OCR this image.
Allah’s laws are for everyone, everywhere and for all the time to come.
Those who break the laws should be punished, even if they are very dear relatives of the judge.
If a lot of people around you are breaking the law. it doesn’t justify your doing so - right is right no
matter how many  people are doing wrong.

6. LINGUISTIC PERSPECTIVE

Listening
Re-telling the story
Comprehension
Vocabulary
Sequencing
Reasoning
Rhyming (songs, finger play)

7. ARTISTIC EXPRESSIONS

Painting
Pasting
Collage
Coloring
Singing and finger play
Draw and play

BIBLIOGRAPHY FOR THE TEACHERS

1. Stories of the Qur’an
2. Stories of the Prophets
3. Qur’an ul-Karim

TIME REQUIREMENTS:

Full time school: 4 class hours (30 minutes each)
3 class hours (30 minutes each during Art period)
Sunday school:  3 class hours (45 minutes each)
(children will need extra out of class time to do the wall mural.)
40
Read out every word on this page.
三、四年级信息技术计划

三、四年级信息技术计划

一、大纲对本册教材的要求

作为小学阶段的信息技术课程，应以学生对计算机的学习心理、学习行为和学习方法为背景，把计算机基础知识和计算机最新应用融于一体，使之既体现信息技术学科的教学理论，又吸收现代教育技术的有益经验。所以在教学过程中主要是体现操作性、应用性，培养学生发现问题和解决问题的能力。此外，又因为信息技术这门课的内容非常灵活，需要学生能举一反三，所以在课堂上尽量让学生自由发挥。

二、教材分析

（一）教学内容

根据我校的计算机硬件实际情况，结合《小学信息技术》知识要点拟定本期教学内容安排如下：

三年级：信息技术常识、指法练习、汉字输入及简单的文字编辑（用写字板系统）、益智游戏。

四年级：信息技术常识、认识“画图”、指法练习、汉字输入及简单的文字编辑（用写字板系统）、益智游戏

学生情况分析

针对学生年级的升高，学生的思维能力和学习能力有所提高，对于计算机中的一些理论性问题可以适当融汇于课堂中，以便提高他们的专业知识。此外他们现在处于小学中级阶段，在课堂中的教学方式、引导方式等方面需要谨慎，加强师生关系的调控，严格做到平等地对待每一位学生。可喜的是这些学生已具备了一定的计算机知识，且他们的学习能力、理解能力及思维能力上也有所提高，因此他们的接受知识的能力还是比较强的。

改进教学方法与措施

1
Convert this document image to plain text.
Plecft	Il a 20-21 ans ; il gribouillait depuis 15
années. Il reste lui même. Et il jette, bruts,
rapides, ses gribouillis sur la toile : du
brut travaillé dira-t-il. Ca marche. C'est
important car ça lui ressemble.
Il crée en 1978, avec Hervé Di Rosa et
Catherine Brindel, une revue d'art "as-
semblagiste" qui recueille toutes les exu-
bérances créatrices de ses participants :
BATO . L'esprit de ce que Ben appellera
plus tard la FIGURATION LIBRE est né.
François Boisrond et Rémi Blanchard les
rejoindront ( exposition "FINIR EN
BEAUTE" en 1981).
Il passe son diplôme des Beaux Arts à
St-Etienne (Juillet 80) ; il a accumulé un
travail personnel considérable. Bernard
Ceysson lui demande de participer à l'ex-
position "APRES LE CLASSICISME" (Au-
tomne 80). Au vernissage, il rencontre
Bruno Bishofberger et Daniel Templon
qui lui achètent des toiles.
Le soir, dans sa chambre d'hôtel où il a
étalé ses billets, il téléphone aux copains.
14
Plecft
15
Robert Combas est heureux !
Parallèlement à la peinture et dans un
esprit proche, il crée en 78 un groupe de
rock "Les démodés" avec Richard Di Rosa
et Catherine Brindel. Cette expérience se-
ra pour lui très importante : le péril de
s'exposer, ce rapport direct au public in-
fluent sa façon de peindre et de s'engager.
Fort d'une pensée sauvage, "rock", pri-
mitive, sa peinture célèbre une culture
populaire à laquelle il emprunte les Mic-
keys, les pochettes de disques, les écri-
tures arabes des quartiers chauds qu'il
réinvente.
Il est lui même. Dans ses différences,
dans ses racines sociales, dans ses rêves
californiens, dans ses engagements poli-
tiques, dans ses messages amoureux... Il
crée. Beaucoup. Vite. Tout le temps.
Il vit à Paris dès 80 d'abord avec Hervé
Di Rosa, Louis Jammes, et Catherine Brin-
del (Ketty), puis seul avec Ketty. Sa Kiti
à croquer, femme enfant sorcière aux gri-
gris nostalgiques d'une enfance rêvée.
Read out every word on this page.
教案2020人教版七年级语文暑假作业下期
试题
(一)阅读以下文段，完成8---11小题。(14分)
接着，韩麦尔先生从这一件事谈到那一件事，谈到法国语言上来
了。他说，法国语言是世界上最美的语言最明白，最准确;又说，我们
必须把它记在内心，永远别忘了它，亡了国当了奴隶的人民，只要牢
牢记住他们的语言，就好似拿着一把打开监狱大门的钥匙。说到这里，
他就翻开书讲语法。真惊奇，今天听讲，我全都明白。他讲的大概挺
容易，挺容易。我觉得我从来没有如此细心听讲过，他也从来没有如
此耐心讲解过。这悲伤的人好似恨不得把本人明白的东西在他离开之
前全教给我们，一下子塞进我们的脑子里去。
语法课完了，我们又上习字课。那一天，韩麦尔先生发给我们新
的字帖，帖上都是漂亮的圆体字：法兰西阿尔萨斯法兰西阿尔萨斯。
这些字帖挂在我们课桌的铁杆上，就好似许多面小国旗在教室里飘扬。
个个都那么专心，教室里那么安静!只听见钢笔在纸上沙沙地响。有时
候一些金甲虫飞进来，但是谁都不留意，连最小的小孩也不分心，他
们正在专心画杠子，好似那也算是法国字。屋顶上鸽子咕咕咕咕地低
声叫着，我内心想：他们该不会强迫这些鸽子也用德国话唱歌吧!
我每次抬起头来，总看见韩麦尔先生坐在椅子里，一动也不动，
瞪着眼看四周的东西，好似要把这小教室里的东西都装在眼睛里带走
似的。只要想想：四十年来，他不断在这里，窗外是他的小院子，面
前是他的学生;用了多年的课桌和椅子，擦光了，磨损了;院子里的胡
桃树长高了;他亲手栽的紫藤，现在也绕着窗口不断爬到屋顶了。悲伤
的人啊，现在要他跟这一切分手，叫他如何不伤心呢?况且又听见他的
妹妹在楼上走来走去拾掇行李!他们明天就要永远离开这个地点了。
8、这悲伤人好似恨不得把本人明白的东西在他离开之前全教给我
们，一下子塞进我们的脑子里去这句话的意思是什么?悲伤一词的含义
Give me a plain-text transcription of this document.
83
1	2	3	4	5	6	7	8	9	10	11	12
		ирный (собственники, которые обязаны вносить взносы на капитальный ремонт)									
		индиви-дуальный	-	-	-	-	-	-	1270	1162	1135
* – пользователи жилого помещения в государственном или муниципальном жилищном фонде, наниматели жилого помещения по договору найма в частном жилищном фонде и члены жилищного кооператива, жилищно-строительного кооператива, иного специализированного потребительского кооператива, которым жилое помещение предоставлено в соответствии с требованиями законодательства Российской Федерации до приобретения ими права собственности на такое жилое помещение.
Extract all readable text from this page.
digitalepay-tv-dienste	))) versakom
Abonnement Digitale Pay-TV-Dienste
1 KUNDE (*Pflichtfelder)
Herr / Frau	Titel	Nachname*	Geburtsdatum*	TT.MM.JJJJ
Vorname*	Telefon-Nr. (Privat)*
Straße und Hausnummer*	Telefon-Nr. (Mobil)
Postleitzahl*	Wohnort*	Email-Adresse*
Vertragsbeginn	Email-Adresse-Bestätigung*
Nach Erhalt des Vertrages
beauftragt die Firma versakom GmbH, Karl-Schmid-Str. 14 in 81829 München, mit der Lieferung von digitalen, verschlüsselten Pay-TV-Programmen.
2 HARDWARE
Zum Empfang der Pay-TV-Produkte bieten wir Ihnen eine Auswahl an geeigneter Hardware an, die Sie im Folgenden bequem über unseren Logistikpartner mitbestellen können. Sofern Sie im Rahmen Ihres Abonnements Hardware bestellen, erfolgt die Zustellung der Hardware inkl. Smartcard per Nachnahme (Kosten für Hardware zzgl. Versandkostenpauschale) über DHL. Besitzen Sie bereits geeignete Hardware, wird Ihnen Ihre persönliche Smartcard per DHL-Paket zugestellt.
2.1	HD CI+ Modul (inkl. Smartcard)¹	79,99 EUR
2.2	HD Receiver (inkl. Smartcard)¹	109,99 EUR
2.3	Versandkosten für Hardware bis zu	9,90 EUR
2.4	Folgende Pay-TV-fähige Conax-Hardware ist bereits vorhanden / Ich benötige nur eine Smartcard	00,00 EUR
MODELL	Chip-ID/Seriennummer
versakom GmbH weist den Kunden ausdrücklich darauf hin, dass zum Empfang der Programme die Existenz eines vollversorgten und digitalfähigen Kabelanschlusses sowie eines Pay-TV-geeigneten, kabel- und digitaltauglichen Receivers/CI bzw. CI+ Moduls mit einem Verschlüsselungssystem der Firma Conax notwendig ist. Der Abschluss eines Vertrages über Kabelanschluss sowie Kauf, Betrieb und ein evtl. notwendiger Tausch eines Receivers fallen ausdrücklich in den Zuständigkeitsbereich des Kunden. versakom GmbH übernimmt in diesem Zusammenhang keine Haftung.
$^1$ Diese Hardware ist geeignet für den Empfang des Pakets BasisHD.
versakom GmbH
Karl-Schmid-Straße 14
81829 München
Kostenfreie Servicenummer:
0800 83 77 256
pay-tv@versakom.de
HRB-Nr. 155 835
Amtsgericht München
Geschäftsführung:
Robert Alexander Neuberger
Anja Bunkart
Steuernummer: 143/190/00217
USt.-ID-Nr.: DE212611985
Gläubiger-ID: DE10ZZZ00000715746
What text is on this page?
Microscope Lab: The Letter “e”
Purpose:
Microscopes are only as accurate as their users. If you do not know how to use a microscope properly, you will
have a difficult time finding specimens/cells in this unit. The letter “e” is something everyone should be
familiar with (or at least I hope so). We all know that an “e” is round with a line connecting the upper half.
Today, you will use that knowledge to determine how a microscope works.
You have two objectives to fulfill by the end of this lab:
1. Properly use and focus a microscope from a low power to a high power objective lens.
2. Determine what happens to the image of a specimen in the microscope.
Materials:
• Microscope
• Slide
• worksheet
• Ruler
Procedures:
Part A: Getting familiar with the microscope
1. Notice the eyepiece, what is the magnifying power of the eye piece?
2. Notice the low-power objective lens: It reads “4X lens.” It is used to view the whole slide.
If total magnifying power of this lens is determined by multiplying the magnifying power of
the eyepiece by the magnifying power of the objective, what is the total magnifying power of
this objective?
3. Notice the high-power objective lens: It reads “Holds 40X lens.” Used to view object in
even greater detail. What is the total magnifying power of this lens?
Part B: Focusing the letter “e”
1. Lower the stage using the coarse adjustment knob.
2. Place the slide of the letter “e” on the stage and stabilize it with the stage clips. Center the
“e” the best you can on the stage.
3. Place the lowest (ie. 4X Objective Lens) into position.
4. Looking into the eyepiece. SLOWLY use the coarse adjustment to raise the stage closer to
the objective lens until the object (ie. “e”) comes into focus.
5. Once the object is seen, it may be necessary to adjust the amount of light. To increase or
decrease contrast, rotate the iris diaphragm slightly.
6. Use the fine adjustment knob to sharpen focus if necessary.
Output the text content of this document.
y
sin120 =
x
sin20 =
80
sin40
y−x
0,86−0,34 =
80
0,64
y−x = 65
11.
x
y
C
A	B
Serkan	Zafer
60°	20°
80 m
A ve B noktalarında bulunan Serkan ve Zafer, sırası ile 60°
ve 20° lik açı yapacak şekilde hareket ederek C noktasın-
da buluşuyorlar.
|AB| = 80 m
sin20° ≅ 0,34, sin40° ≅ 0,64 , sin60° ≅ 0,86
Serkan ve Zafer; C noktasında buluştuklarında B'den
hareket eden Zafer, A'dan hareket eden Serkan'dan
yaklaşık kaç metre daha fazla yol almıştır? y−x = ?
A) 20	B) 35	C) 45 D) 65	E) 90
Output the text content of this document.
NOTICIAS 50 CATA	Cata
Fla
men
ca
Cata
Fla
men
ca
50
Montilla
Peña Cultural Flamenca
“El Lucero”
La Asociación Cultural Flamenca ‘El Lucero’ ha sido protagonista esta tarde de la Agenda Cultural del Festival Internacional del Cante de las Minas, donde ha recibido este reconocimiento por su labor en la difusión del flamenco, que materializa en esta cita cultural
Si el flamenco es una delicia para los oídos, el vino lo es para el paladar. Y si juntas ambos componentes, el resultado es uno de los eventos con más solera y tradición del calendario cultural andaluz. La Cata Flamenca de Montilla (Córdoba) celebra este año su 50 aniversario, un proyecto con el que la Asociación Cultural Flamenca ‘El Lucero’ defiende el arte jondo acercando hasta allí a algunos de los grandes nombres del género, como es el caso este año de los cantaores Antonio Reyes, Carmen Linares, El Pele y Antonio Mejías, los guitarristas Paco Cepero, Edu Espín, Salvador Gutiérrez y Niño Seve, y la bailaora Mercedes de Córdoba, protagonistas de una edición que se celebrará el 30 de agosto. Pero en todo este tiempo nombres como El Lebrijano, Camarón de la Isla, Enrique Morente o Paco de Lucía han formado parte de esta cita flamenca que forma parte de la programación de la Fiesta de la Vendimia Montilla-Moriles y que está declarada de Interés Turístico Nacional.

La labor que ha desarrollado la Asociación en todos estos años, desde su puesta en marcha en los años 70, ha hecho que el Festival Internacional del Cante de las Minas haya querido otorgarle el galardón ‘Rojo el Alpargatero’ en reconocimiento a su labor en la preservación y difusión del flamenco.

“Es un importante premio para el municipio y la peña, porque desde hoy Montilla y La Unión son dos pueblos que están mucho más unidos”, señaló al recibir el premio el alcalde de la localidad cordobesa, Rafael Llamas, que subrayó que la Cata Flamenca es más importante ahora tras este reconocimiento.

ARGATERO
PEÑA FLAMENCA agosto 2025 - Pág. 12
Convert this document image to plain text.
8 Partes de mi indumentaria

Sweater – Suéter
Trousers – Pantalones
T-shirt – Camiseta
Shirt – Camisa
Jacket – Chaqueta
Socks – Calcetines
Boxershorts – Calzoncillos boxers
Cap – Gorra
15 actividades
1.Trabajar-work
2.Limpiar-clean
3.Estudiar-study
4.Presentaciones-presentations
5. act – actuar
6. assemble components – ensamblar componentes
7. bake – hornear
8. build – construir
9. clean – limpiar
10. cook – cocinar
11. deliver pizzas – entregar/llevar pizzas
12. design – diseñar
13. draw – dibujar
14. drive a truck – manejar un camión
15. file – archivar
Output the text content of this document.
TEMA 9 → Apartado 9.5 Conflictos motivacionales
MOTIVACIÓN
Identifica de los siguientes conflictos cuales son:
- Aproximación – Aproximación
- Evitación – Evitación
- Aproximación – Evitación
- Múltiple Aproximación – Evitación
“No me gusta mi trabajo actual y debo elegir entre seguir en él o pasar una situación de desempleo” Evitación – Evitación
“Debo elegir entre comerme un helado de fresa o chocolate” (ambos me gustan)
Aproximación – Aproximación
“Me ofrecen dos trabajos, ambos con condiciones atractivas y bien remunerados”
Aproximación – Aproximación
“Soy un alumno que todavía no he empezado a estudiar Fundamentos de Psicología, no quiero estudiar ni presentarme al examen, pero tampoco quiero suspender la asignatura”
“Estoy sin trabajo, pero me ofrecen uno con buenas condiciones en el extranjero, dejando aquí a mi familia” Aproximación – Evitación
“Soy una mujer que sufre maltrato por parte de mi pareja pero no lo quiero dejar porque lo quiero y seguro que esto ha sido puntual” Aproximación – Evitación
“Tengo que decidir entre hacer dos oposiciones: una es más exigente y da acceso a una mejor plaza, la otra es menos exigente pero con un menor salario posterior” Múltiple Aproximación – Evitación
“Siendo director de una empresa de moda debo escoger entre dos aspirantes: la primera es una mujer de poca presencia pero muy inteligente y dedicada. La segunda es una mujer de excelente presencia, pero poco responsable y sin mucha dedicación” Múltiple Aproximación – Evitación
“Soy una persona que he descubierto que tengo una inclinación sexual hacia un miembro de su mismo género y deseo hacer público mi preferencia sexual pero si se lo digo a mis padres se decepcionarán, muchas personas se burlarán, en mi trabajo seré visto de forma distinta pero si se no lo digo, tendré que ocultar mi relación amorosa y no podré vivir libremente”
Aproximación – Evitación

**WHAT THE TASK REQUIRES**:
How many lines in the records above contain the word "Karl"? Reply with the number alone.

**WORKED ANSWER**:
2